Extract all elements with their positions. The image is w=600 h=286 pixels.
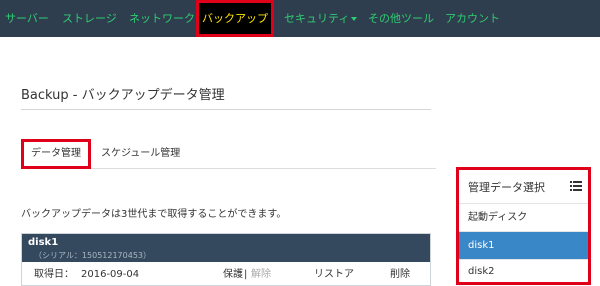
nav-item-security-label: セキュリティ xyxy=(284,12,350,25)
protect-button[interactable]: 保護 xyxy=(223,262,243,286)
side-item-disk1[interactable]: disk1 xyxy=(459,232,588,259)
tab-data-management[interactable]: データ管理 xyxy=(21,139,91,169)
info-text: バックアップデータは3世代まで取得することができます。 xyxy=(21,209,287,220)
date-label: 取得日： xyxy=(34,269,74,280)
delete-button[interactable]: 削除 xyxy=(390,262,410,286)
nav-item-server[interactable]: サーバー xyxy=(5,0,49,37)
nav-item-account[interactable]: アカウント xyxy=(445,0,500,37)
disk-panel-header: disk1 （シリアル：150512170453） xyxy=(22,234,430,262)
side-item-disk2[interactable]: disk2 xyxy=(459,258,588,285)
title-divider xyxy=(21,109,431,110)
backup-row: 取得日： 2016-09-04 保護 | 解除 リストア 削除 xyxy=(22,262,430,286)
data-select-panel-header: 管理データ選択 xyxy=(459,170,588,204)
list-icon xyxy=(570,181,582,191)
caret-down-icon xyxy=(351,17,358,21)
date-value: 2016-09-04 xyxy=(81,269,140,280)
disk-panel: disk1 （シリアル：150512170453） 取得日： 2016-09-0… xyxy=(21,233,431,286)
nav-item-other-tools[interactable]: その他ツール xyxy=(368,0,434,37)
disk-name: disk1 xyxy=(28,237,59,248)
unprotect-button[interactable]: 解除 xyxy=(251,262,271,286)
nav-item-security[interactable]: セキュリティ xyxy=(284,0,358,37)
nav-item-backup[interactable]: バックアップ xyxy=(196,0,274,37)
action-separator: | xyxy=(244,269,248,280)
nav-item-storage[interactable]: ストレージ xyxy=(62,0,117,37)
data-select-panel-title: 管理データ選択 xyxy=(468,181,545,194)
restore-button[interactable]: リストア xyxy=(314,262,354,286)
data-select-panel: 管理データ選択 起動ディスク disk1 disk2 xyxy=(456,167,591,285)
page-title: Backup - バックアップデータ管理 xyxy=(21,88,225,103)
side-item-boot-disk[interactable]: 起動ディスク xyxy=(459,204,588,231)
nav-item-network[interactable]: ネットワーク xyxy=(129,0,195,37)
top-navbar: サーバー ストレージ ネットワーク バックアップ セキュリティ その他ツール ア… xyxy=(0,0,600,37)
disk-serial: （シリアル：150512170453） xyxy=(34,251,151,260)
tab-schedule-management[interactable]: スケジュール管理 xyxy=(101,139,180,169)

* * *

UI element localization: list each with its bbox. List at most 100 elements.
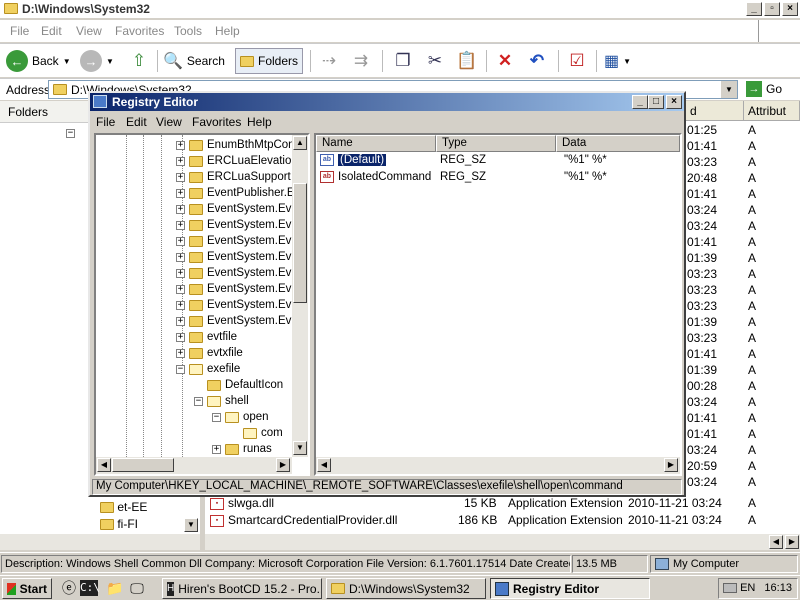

* * *

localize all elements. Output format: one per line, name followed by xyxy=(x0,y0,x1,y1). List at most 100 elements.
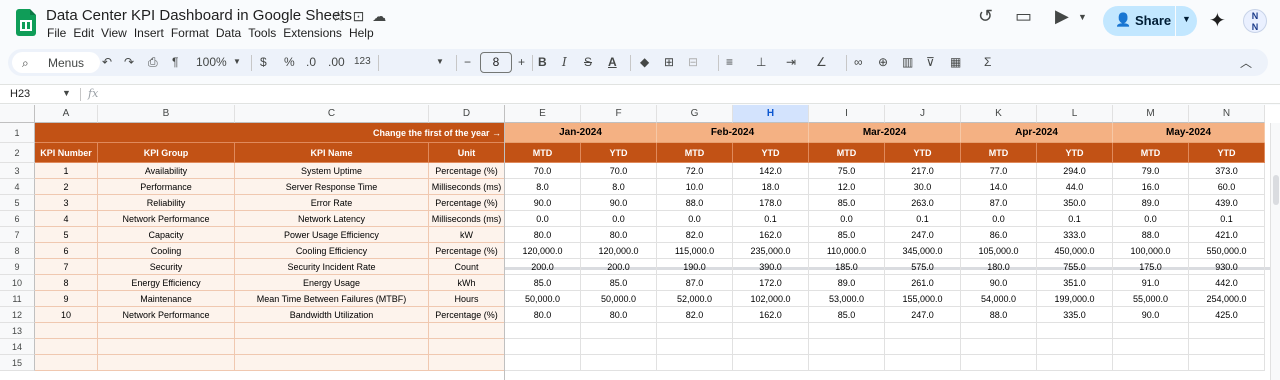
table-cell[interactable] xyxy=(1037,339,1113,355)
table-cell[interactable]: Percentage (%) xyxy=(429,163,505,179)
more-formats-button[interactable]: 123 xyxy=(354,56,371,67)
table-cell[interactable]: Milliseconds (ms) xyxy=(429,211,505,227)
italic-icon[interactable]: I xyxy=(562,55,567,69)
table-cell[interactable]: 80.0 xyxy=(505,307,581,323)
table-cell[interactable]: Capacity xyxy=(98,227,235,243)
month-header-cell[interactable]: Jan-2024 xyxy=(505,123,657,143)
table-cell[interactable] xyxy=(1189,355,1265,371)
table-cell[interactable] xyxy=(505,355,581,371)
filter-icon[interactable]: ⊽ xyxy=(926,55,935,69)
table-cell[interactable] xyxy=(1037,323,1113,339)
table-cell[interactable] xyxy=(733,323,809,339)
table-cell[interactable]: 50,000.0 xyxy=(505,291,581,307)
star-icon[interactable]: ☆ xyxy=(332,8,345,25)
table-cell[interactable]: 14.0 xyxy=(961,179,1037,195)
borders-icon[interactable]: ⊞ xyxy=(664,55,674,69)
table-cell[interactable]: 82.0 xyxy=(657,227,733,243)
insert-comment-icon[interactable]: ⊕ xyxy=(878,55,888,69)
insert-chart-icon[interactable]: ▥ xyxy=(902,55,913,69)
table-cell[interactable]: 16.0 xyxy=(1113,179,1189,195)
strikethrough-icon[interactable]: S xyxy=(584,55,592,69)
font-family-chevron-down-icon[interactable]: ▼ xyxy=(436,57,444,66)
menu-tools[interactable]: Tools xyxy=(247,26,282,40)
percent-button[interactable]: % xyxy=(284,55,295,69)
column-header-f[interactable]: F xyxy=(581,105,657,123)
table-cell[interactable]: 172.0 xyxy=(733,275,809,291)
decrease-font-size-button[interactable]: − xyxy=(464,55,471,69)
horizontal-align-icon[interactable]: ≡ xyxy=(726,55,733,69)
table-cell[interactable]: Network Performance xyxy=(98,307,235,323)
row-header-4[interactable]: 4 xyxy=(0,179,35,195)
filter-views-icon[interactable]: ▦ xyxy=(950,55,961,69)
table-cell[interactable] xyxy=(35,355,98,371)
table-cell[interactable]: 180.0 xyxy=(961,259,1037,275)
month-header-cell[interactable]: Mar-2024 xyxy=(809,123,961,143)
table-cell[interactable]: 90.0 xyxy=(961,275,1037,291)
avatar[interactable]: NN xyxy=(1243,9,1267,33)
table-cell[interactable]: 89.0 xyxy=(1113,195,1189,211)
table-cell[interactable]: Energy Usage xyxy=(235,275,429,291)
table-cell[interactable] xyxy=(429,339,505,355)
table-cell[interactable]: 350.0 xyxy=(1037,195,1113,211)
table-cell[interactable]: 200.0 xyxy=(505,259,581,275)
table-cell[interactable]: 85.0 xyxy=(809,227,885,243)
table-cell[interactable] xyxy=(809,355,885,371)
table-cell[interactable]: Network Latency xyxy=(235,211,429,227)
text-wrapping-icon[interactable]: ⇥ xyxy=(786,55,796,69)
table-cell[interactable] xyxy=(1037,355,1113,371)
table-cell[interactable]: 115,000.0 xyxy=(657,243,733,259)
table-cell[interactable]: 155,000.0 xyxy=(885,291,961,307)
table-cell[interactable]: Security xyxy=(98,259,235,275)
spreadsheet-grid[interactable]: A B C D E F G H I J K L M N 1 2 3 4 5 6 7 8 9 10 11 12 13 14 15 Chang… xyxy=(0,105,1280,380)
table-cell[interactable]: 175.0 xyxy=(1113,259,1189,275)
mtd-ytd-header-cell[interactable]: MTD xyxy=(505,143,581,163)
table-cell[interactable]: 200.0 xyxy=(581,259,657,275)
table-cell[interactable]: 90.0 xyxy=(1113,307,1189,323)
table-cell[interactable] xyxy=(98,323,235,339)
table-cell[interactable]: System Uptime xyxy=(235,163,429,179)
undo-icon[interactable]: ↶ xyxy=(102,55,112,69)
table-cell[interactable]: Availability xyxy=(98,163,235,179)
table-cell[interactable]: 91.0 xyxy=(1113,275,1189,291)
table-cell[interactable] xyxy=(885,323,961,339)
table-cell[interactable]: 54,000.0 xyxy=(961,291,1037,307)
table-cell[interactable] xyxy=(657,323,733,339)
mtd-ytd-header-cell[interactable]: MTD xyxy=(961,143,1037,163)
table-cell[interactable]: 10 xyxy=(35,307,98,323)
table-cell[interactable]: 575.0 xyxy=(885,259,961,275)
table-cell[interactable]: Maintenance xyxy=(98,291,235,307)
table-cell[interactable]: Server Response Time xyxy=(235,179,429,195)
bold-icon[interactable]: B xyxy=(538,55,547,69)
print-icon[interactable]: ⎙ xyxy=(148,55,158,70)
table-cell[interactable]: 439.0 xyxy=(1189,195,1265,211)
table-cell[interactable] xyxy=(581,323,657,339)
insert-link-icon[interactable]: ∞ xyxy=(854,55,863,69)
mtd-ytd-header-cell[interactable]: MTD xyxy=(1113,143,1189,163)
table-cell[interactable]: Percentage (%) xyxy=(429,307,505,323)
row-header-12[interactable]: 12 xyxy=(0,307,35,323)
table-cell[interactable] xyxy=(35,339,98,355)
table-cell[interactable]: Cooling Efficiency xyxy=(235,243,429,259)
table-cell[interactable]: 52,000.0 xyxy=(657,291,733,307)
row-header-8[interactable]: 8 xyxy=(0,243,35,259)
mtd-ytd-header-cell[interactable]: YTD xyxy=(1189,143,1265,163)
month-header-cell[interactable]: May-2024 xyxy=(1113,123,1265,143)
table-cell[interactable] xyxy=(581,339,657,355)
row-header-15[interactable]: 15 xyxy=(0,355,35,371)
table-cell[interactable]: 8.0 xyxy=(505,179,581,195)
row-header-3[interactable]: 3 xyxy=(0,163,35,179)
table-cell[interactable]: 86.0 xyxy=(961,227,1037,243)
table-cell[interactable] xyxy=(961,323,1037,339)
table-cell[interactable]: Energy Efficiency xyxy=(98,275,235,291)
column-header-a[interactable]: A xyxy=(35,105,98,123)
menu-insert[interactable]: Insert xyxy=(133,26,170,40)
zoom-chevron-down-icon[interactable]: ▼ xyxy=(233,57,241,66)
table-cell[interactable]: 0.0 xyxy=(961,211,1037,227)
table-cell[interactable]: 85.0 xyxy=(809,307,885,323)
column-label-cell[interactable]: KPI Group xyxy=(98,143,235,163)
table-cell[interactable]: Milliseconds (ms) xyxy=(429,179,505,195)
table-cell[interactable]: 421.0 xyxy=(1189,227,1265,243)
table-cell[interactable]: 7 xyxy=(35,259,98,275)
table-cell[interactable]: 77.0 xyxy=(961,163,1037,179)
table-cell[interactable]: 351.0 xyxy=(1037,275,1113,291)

▶ REQUIREMENTS: Render the part of the items that opens with the line containing "localize all elements." and closes with the line containing "table-cell[interactable] xyxy=(35,355,98,371)" as a Markdown table with two columns: Row for the row number and Text for the line. Give only those lines, leave out blank lines and the picture.

▶ TASK ANSWER:
| Row | Text |
|---|---|
| 1 | localize all elements. Output format: one per line, name followed by xyxy=(x0,y0,x1,y1). List at most 100 elements. |
| 2 | table-cell[interactable] xyxy=(1037,339,1113,355) |
| 3 | table-cell[interactable]: Percentage (%) xyxy=(429,163,505,179) |
| 4 | more-formats-button[interactable]: 123 xyxy=(354,56,371,67) |
| 5 | table-cell[interactable]: Milliseconds (ms) xyxy=(429,211,505,227) |
| 6 | italic-icon[interactable]: I xyxy=(562,55,567,69) |
| 7 | table-cell[interactable]: 80.0 xyxy=(505,307,581,323) |
| 8 | table-cell[interactable]: Capacity xyxy=(98,227,235,243) |
| 9 | month-header-cell[interactable]: Jan-2024 xyxy=(505,123,657,143) |
| 10 | table-cell[interactable] xyxy=(1189,355,1265,371) |
| 11 | table-cell[interactable] xyxy=(505,355,581,371) |
| 12 | filter-icon[interactable]: ⊽ xyxy=(926,55,935,69) |
| 13 | table-cell[interactable] xyxy=(1037,323,1113,339) |
| 14 | table-cell[interactable] xyxy=(733,323,809,339) |
| 15 | table-cell[interactable]: 50,000.0 xyxy=(505,291,581,307) |
| 16 | star-icon[interactable]: ☆ xyxy=(332,8,345,25) |
| 17 | table-cell[interactable]: 14.0 xyxy=(961,179,1037,195) |
| 18 | borders-icon[interactable]: ⊞ xyxy=(664,55,674,69) |
| 19 | table-cell[interactable]: 82.0 xyxy=(657,227,733,243) |
| 20 | insert-comment-icon[interactable]: ⊕ xyxy=(878,55,888,69) |
| 21 | insert-chart-icon[interactable]: ▥ xyxy=(902,55,913,69) |
| 22 | table-cell[interactable]: 16.0 xyxy=(1113,179,1189,195) |
| 23 | strikethrough-icon[interactable]: S xyxy=(584,55,592,69) |
| 24 | font-family-chevron-down-icon[interactable]: ▼ xyxy=(436,57,444,66) |
| 25 | menu-tools[interactable]: Tools xyxy=(247,26,282,40) |
| 26 | percent-button[interactable]: % xyxy=(284,55,295,69) |
| 27 | column-header-f[interactable]: F xyxy=(581,105,657,123) |
| 28 | table-cell[interactable]: 172.0 xyxy=(733,275,809,291) |
| 29 | decrease-font-size-button[interactable]: − xyxy=(464,55,471,69) |
| 30 | horizontal-align-icon[interactable]: ≡ xyxy=(726,55,733,69) |
| 31 | table-cell[interactable]: Network Performance xyxy=(98,307,235,323) |
| 32 | row-header-4[interactable]: 4 xyxy=(0,179,35,195) |
| 33 | filter-views-icon[interactable]: ▦ xyxy=(950,55,961,69) |
| 34 | table-cell[interactable] xyxy=(35,355,98,371) |